━━ Supplied material

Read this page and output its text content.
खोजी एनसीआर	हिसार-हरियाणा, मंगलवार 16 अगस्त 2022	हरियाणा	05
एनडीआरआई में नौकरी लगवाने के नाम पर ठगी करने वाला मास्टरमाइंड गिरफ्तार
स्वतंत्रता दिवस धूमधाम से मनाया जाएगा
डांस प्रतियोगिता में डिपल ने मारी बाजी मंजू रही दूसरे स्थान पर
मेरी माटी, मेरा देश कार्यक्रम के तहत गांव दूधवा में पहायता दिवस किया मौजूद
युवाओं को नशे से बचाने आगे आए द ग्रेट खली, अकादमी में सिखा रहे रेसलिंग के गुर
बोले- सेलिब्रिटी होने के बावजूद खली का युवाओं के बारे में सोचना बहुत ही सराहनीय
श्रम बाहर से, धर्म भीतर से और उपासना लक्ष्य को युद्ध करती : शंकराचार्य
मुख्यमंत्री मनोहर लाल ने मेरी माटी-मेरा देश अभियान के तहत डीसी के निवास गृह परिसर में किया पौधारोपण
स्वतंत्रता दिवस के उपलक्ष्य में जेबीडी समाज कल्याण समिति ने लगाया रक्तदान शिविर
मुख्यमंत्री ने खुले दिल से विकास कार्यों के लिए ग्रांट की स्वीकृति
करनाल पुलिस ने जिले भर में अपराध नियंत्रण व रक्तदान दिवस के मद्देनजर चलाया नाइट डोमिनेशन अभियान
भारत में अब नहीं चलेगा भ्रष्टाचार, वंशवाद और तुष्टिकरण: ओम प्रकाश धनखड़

━━━━

Your instructions: Your task is to retype all of the records exactly.

Response:
Read this page and output its text content.
खोजी एनसीआर	हिसार-हरियाणा, मंगलवार 16 अगस्त 2022	हरियाणा	05
एनडीआरआई में नौकरी लगवाने के नाम पर ठगी करने वाला मास्टरमाइंड गिरफ्तार
स्वतंत्रता दिवस धूमधाम से मनाया जाएगा
डांस प्रतियोगिता में डिपल ने मारी बाजी मंजू रही दूसरे स्थान पर
मेरी माटी, मेरा देश कार्यक्रम के तहत गांव दूधवा में पहायता दिवस किया मौजूद
युवाओं को नशे से बचाने आगे आए द ग्रेट खली, अकादमी में सिखा रहे रेसलिंग के गुर
बोले- सेलिब्रिटी होने के बावजूद खली का युवाओं के बारे में सोचना बहुत ही सराहनीय
श्रम बाहर से, धर्म भीतर से और उपासना लक्ष्य को युद्ध करती : शंकराचार्य
मुख्यमंत्री मनोहर लाल ने मेरी माटी-मेरा देश अभियान के तहत डीसी के निवास गृह परिसर में किया पौधारोपण
स्वतंत्रता दिवस के उपलक्ष्य में जेबीडी समाज कल्याण समिति ने लगाया रक्तदान शिविर
मुख्यमंत्री ने खुले दिल से विकास कार्यों के लिए ग्रांट की स्वीकृति
करनाल पुलिस ने जिले भर में अपराध नियंत्रण व रक्तदान दिवस के मद्देनजर चलाया नाइट डोमिनेशन अभियान
भारत में अब नहीं चलेगा भ्रष्टाचार, वंशवाद और तुष्टिकरण: ओम प्रकाश धनखड़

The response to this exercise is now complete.